Exercise requirements –
Keep every line where the word "focus" appears; drop the rest.

════

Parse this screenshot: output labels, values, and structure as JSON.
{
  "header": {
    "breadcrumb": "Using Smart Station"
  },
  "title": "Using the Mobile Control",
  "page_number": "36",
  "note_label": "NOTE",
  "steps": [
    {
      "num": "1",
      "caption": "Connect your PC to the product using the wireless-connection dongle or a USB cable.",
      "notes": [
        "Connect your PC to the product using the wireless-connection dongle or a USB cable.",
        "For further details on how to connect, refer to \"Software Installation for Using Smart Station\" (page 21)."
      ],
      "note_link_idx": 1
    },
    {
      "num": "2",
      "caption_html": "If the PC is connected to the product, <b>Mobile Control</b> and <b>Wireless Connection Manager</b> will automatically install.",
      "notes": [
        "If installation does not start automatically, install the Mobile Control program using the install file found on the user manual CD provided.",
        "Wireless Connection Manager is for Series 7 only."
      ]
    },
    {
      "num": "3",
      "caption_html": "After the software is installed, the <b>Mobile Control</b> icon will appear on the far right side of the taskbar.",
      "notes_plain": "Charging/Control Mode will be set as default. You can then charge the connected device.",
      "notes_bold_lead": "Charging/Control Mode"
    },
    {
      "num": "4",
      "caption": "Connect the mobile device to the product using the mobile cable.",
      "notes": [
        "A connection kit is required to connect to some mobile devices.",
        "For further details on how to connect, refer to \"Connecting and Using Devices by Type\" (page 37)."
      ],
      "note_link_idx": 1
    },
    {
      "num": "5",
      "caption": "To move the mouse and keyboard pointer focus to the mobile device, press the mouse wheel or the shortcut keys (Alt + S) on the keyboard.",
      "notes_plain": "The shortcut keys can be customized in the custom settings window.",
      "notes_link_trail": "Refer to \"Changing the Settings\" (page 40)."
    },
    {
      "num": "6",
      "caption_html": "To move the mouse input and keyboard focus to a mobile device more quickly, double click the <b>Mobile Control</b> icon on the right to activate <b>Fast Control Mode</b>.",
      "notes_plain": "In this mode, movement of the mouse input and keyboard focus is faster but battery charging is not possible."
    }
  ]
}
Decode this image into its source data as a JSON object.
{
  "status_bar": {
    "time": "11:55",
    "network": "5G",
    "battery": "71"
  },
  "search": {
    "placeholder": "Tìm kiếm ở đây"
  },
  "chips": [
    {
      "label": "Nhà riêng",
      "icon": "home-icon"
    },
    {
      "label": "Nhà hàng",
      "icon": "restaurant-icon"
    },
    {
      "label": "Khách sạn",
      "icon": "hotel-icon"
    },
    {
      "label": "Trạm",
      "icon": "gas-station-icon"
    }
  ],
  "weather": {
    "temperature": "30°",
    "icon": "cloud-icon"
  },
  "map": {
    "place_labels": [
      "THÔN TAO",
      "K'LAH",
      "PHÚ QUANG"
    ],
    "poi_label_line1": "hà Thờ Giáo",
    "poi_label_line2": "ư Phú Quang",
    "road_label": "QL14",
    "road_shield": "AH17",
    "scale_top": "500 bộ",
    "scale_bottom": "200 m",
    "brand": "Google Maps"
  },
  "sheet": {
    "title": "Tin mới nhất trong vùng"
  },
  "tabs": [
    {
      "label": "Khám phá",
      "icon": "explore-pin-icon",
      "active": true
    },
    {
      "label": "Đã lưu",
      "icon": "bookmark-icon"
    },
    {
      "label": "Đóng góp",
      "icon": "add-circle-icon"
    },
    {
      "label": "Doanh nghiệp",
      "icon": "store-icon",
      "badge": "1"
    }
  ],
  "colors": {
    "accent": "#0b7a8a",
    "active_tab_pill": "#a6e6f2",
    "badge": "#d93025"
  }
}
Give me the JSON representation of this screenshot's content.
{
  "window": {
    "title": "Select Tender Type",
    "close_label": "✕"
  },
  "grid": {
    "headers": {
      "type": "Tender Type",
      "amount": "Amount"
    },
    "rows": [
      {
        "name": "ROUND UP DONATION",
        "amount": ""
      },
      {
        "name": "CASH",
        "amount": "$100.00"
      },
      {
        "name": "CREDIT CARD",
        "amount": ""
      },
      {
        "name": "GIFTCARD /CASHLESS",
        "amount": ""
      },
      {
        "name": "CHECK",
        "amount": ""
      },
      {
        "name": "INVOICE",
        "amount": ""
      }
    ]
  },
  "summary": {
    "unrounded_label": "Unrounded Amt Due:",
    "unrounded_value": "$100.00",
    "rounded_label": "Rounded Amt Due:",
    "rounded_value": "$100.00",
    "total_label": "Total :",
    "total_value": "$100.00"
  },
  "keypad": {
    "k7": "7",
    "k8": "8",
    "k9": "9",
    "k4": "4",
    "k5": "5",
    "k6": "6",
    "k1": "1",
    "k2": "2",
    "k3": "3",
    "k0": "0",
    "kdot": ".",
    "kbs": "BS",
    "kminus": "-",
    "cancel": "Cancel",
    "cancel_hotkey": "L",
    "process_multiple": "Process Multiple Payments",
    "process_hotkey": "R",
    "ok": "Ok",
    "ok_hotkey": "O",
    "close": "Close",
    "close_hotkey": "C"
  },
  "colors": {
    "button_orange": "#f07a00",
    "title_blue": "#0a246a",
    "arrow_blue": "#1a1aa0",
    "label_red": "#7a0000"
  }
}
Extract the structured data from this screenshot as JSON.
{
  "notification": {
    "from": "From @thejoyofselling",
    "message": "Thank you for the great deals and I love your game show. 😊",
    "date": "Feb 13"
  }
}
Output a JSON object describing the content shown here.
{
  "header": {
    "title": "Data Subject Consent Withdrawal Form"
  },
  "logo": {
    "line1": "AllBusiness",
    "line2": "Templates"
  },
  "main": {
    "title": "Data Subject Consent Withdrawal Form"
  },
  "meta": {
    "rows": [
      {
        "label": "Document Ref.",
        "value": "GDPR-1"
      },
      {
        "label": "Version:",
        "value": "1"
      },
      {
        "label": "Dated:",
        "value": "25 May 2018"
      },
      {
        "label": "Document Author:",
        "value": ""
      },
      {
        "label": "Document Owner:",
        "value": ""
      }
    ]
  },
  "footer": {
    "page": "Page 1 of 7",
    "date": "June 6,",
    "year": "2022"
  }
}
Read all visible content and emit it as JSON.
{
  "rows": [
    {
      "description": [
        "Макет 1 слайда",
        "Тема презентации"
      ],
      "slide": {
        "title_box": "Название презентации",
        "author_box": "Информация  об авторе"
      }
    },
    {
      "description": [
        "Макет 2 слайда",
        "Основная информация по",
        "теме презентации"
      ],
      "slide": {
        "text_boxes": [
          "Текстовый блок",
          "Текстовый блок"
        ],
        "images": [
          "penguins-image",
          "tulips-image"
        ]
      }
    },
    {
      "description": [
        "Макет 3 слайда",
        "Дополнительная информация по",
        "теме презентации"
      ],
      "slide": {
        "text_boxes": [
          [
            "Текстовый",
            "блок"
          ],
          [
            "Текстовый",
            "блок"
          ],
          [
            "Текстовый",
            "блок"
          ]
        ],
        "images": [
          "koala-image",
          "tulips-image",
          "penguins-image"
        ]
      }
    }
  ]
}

════

Full response –
      "caption": "To move the mouse and keyboard pointer focus to the mobile device, press the mouse wheel or the shortcut keys (Alt + S) on the keyboard.",
      "caption_html": "To move the mouse input and keyboard focus to a mobile device more quickly, double click the <b>Mobile Control</b> icon on the right to activate <b>Fast Control Mode</b>.",
      "notes_plain": "In this mode, movement of the mouse input and keyboard focus is faster but battery charging is not possible."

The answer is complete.